**TASK DETAILS:**
Write out all the lines again, precisely as they stand, but without the images.

=== DATA SUPPLIED ===

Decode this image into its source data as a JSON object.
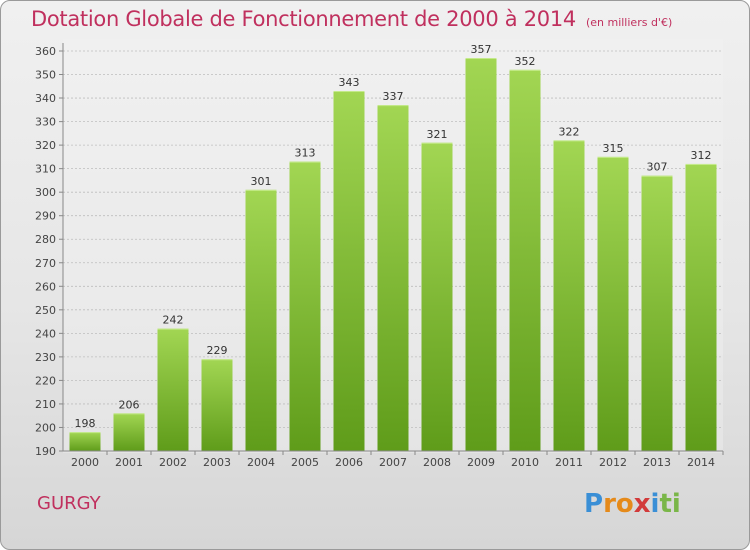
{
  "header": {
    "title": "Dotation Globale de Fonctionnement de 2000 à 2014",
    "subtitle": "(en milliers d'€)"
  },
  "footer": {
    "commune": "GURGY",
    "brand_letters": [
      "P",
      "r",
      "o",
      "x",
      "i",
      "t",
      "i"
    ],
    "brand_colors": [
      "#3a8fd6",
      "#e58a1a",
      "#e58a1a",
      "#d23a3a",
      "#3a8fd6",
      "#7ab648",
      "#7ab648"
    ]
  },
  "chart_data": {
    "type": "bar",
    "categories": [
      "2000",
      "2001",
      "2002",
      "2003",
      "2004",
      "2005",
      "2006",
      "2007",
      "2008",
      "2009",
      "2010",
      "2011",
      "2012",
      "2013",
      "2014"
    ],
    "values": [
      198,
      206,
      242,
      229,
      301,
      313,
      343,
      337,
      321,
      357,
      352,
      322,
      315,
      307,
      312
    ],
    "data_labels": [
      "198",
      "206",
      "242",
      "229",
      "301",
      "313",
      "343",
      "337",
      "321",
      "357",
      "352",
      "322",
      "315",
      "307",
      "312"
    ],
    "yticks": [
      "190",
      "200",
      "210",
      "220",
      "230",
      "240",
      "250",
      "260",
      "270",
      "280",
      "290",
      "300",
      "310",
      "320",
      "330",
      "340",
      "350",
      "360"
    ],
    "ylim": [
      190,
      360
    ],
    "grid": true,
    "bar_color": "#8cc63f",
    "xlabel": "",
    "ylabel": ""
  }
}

===

**WRITTEN SOLUTION:**
Decode this image into its source data as a JSON object.
{
  "header": {
    "title": "Dotation Globale de Fonctionnement de 2000 à 2014",
    "subtitle": "(en milliers d'€)"
  },
  "footer": {
    "commune": "GURGY",
    "brand_letters": [
      "P",
      "r",
      "o",
      "x",
      "i",
      "t",
      "i"
    ],
    "brand_colors": [
      "#3a8fd6",
      "#e58a1a",
      "#e58a1a",
      "#d23a3a",
      "#3a8fd6",
      "#7ab648",
      "#7ab648"
    ]
  },
  "chart_data": {
    "type": "bar",
    "categories": [
      "2000",
      "2001",
      "2002",
      "2003",
      "2004",
      "2005",
      "2006",
      "2007",
      "2008",
      "2009",
      "2010",
      "2011",
      "2012",
      "2013",
      "2014"
    ],
    "values": [
      198,
      206,
      242,
      229,
      301,
      313,
      343,
      337,
      321,
      357,
      352,
      322,
      315,
      307,
      312
    ],
    "data_labels": [
      "198",
      "206",
      "242",
      "229",
      "301",
      "313",
      "343",
      "337",
      "321",
      "357",
      "352",
      "322",
      "315",
      "307",
      "312"
    ],
    "yticks": [
      "190",
      "200",
      "210",
      "220",
      "230",
      "240",
      "250",
      "260",
      "270",
      "280",
      "290",
      "300",
      "310",
      "320",
      "330",
      "340",
      "350",
      "360"
    ],
    "ylim": [
      190,
      360
    ],
    "grid": true,
    "bar_color": "#8cc63f",
    "xlabel": "",
    "ylabel": ""
  }
}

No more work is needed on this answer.